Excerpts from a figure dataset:

--- START ---

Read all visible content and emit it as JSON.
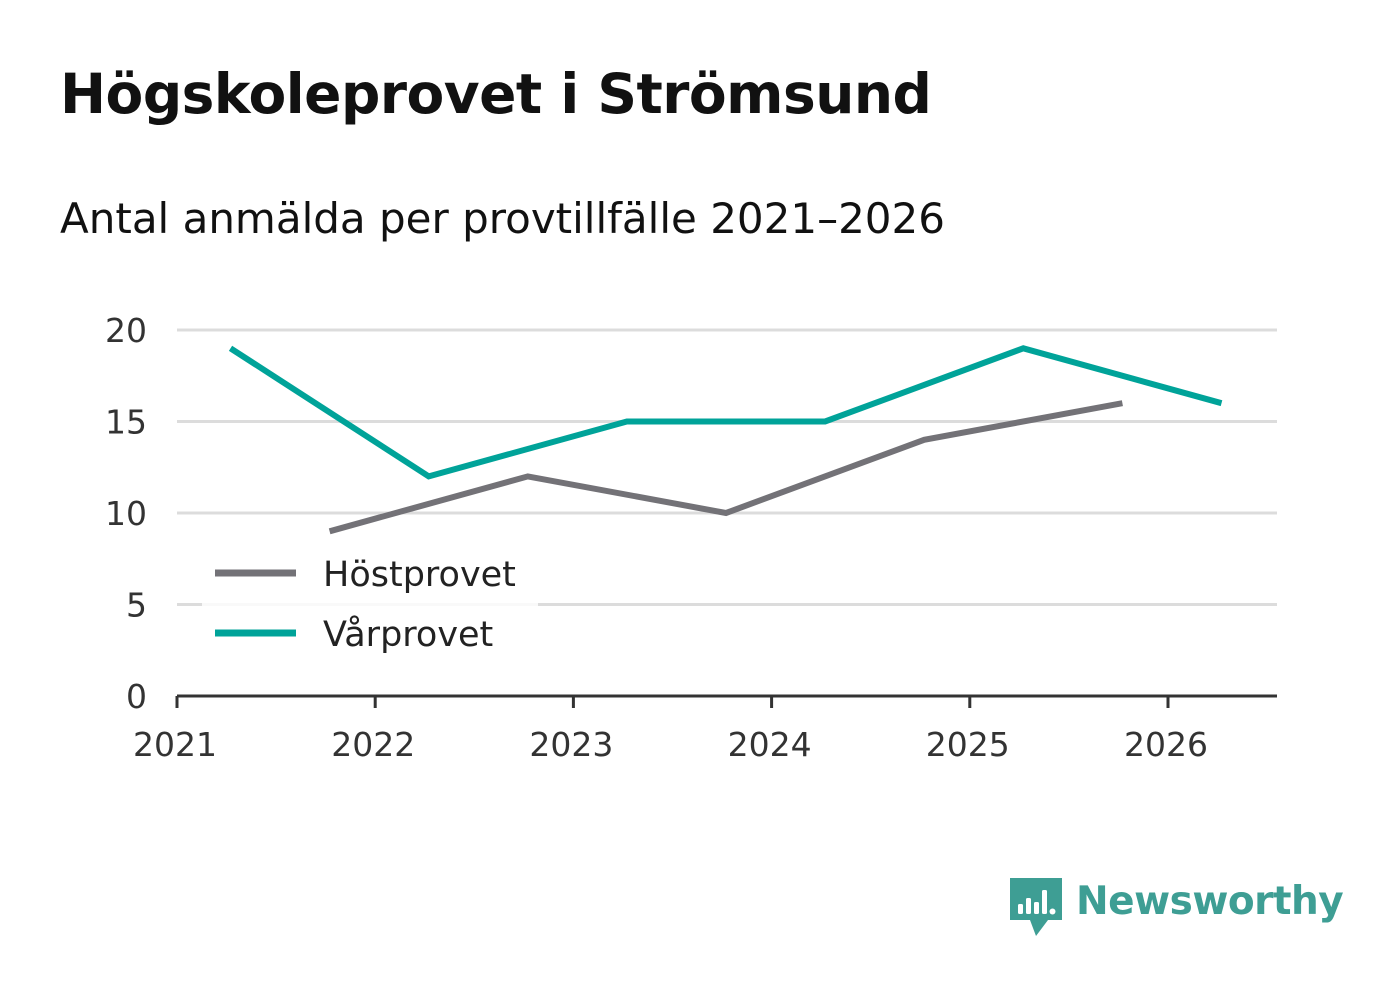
{
  "title": "Högskoleprovet i Strömsund",
  "subtitle": "Antal anmälda per provtillfälle 2021–2026",
  "chart_data": {
    "type": "line",
    "title": "Högskoleprovet i Strömsund",
    "subtitle": "Antal anmälda per provtillfälle 2021–2026",
    "xlabel": "",
    "ylabel": "",
    "xlim": [
      2021,
      2026.55
    ],
    "ylim": [
      0,
      20
    ],
    "x_ticks": [
      "2021",
      "2022",
      "2023",
      "2024",
      "2025",
      "2026"
    ],
    "y_ticks": [
      "0",
      "5",
      "10",
      "15",
      "20"
    ],
    "grid": true,
    "legend_position": "lower-left",
    "series": [
      {
        "name": "Höstprovet",
        "color": "#737277",
        "x": [
          2021.77,
          2022.77,
          2023.77,
          2024.77,
          2025.77
        ],
        "y": [
          9,
          12,
          10,
          14,
          16
        ]
      },
      {
        "name": "Vårprovet",
        "color": "#00a399",
        "x": [
          2021.27,
          2022.27,
          2023.27,
          2024.27,
          2025.27,
          2026.27
        ],
        "y": [
          19,
          12,
          15,
          15,
          19,
          16
        ]
      }
    ]
  },
  "brand": {
    "name": "Newsworthy",
    "icon": "newsworthy-logo-icon",
    "color": "#3e9e94"
  }
}
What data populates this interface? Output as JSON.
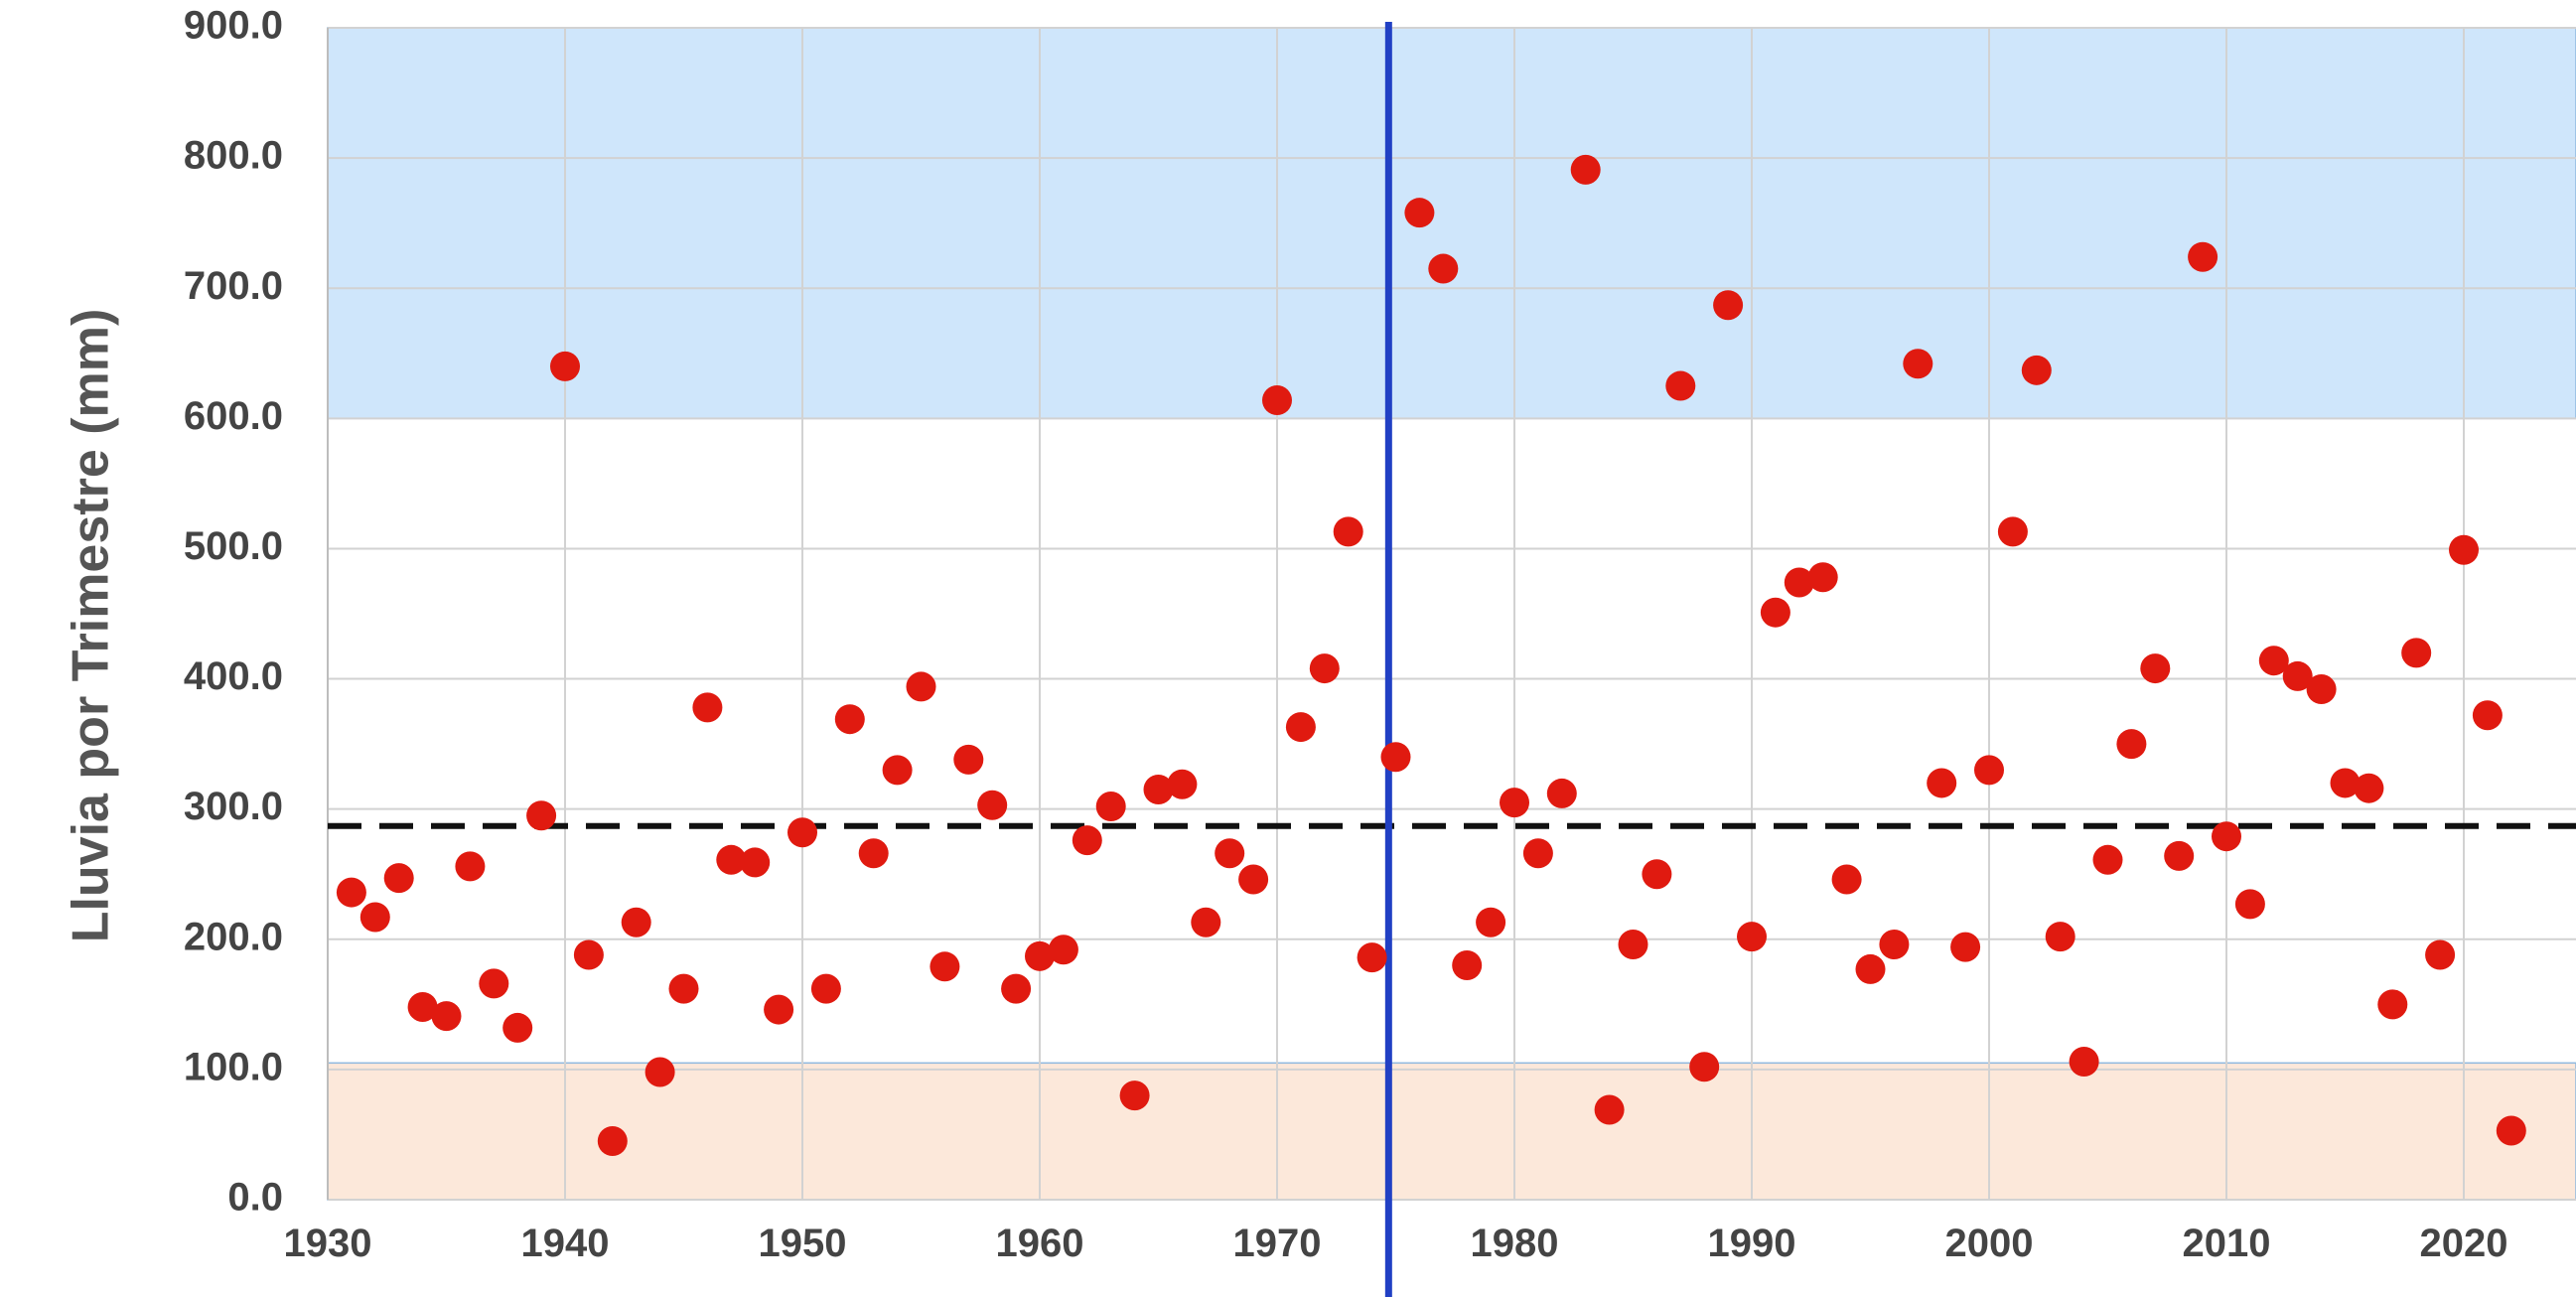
{
  "chart_data": {
    "type": "scatter",
    "title": "",
    "xlabel": "",
    "ylabel": "Lluvia por Trimestre (mm)",
    "xlim": [
      1930,
      2030
    ],
    "ylim": [
      0,
      900
    ],
    "x_ticks": [
      1930,
      1940,
      1950,
      1960,
      1970,
      1980,
      1990,
      2000,
      2010,
      2020
    ],
    "y_ticks": [
      "0.0",
      "100.0",
      "200.0",
      "300.0",
      "400.0",
      "500.0",
      "600.0",
      "700.0",
      "800.0",
      "900.0"
    ],
    "grid": true,
    "bands": [
      {
        "from": 600,
        "to": 900,
        "color": "#cfe6fb"
      },
      {
        "from": 0,
        "to": 105,
        "color": "#fce8da"
      }
    ],
    "reference_line": {
      "y": 287,
      "style": "dashed",
      "color": "#111111"
    },
    "vertical_line": {
      "x": 1974.7,
      "color": "#2140c4"
    },
    "point_color": "#e01a10",
    "series": [
      {
        "points": [
          [
            1931,
            236
          ],
          [
            1932,
            217
          ],
          [
            1933,
            247
          ],
          [
            1934,
            148
          ],
          [
            1935,
            141
          ],
          [
            1936,
            256
          ],
          [
            1937,
            166
          ],
          [
            1938,
            132
          ],
          [
            1939,
            295
          ],
          [
            1940,
            640
          ],
          [
            1941,
            188
          ],
          [
            1942,
            45
          ],
          [
            1943,
            213
          ],
          [
            1944,
            98
          ],
          [
            1945,
            162
          ],
          [
            1946,
            378
          ],
          [
            1947,
            261
          ],
          [
            1948,
            259
          ],
          [
            1949,
            146
          ],
          [
            1950,
            282
          ],
          [
            1951,
            162
          ],
          [
            1952,
            369
          ],
          [
            1953,
            266
          ],
          [
            1954,
            330
          ],
          [
            1955,
            394
          ],
          [
            1956,
            179
          ],
          [
            1957,
            338
          ],
          [
            1958,
            303
          ],
          [
            1959,
            162
          ],
          [
            1960,
            187
          ],
          [
            1961,
            192
          ],
          [
            1962,
            276
          ],
          [
            1963,
            302
          ],
          [
            1964,
            80
          ],
          [
            1965,
            315
          ],
          [
            1966,
            319
          ],
          [
            1967,
            213
          ],
          [
            1968,
            266
          ],
          [
            1969,
            246
          ],
          [
            1970,
            614
          ],
          [
            1971,
            363
          ],
          [
            1972,
            408
          ],
          [
            1973,
            513
          ],
          [
            1974,
            186
          ],
          [
            1975,
            340
          ],
          [
            1976,
            758
          ],
          [
            1977,
            715
          ],
          [
            1978,
            180
          ],
          [
            1979,
            213
          ],
          [
            1980,
            305
          ],
          [
            1981,
            266
          ],
          [
            1982,
            312
          ],
          [
            1983,
            791
          ],
          [
            1984,
            69
          ],
          [
            1985,
            196
          ],
          [
            1986,
            250
          ],
          [
            1987,
            625
          ],
          [
            1988,
            102
          ],
          [
            1989,
            687
          ],
          [
            1990,
            202
          ],
          [
            1991,
            451
          ],
          [
            1992,
            474
          ],
          [
            1993,
            478
          ],
          [
            1994,
            246
          ],
          [
            1995,
            177
          ],
          [
            1996,
            196
          ],
          [
            1997,
            642
          ],
          [
            1998,
            320
          ],
          [
            1999,
            194
          ],
          [
            2000,
            330
          ],
          [
            2001,
            513
          ],
          [
            2002,
            637
          ],
          [
            2003,
            202
          ],
          [
            2004,
            106
          ],
          [
            2005,
            261
          ],
          [
            2006,
            350
          ],
          [
            2007,
            408
          ],
          [
            2008,
            264
          ],
          [
            2009,
            724
          ],
          [
            2010,
            279
          ],
          [
            2011,
            227
          ],
          [
            2012,
            414
          ],
          [
            2013,
            402
          ],
          [
            2014,
            392
          ],
          [
            2015,
            320
          ],
          [
            2016,
            316
          ],
          [
            2017,
            150
          ],
          [
            2018,
            420
          ],
          [
            2019,
            188
          ],
          [
            2020,
            499
          ],
          [
            2021,
            372
          ],
          [
            2022,
            53
          ]
        ]
      }
    ]
  }
}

--- END ---

WHAT THE TASK ASKS:
All lines above containing the string "Högskoleprovet" are to be collected.

CORRECT ANSWER:
  "title": "Högskoleprovet i Strömsund",
    "title": "Högskoleprovet i Strömsund",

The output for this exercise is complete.